WHAT IS ASKED:
Copy out all the lines where "были" shows up.
** start EXERCISE INPUT **
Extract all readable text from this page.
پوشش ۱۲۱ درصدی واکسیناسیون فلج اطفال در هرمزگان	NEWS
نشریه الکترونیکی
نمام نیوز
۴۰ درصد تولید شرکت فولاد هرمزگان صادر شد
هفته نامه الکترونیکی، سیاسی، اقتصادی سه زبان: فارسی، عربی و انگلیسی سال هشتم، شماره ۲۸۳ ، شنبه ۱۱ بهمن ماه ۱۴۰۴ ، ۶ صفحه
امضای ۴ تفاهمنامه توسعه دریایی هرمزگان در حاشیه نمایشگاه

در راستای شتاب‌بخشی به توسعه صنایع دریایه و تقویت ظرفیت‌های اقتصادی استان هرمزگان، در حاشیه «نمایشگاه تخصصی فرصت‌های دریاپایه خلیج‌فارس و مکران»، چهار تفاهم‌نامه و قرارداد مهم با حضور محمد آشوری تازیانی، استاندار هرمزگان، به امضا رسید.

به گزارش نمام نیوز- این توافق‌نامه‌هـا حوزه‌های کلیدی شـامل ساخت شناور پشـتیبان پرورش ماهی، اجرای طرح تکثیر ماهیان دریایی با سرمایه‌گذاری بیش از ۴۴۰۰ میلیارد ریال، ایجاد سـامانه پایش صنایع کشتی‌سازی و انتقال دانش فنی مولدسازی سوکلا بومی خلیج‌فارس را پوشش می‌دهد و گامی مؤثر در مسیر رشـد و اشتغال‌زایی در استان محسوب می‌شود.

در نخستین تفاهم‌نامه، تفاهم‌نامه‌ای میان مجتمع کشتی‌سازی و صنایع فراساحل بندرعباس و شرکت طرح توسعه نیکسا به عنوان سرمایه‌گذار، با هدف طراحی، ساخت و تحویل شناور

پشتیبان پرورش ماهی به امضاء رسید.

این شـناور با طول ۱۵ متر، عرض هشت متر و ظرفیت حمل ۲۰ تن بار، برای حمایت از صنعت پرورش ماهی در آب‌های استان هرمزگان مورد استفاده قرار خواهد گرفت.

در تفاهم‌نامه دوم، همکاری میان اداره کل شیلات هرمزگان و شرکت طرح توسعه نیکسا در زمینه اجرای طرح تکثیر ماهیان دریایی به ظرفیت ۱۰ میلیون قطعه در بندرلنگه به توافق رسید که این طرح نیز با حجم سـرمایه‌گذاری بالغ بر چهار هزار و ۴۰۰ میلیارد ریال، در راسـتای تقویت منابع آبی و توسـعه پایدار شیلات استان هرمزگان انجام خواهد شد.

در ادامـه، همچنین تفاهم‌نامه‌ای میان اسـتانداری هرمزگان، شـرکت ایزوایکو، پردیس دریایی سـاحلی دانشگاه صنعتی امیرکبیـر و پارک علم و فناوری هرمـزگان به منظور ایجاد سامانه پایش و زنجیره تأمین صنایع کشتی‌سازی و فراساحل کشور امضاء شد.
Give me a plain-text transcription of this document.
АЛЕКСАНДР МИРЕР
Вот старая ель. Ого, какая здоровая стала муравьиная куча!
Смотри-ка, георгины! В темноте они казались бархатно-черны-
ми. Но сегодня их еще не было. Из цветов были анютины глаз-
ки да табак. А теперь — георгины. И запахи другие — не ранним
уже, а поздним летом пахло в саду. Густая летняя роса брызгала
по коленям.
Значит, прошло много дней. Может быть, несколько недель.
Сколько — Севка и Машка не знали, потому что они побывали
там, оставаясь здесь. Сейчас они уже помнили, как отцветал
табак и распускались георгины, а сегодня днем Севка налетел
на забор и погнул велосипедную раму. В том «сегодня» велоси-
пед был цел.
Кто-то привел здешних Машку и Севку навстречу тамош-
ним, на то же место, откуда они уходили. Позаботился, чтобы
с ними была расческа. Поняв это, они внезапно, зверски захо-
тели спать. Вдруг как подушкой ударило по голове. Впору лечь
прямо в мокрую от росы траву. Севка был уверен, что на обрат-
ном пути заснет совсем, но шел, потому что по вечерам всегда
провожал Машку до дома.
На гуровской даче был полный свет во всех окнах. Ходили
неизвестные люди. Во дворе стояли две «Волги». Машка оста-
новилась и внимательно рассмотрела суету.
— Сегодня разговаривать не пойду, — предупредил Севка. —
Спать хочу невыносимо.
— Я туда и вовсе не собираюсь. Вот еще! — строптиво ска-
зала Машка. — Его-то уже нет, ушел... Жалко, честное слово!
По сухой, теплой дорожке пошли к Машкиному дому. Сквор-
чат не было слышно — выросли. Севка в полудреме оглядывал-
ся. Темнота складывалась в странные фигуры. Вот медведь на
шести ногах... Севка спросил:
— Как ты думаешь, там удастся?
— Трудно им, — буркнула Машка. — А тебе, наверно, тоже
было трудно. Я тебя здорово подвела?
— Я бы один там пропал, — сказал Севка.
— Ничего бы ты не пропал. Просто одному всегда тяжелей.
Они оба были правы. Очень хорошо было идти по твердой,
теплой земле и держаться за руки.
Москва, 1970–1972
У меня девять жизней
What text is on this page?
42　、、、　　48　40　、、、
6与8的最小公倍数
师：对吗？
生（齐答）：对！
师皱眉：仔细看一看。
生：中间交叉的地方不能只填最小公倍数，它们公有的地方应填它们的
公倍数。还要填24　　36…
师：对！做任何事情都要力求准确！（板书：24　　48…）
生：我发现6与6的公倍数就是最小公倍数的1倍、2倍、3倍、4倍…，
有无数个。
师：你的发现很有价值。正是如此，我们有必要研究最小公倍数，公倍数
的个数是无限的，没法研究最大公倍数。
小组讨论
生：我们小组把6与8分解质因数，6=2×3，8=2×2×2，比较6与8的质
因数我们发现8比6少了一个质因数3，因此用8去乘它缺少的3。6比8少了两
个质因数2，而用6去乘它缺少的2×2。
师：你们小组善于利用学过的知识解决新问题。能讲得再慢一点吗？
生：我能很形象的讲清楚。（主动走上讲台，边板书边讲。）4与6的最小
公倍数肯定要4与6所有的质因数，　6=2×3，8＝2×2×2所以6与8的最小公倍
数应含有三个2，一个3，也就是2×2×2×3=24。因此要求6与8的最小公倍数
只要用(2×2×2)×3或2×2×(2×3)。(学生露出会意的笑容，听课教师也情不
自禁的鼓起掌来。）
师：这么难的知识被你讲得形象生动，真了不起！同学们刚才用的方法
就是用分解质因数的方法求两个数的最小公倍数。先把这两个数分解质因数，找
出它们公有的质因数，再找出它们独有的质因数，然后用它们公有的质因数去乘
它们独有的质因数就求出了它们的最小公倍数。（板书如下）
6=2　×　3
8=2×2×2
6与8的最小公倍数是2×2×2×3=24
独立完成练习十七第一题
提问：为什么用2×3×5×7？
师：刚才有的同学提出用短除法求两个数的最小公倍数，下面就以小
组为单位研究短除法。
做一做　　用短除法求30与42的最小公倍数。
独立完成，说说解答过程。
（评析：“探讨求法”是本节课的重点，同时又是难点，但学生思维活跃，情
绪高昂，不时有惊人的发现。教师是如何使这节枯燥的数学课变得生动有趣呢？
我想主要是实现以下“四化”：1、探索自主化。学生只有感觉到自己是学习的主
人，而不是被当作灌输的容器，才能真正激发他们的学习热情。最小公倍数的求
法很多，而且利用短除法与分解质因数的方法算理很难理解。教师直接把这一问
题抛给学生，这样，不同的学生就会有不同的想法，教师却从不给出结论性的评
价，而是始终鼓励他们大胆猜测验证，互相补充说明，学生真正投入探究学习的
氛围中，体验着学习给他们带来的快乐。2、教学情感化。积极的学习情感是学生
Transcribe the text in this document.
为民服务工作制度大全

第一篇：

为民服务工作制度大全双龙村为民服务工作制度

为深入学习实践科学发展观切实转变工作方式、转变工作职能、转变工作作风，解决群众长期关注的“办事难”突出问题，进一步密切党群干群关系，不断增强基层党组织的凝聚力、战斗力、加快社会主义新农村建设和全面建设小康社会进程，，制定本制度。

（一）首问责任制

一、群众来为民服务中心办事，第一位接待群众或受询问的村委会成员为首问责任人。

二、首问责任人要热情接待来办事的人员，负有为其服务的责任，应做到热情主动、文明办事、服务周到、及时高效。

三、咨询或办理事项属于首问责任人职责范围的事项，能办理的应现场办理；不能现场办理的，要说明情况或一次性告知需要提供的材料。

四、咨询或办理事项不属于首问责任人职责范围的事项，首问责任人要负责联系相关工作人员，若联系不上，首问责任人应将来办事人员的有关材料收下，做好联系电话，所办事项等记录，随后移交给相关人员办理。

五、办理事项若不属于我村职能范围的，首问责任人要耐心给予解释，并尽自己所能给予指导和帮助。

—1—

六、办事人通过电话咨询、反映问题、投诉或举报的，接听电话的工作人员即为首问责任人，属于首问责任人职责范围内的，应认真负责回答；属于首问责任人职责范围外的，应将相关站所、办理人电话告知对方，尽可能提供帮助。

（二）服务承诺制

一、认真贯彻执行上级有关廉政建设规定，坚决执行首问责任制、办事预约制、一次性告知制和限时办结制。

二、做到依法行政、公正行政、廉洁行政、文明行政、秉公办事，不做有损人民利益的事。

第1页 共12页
** end EXERCISE INPUT **
SOLUTION TO THIS PROBLEM:
ми. Но сегодня их еще не было. Из цветов были анютины глаз-
Они оба были правы. Очень хорошо было идти по твердой,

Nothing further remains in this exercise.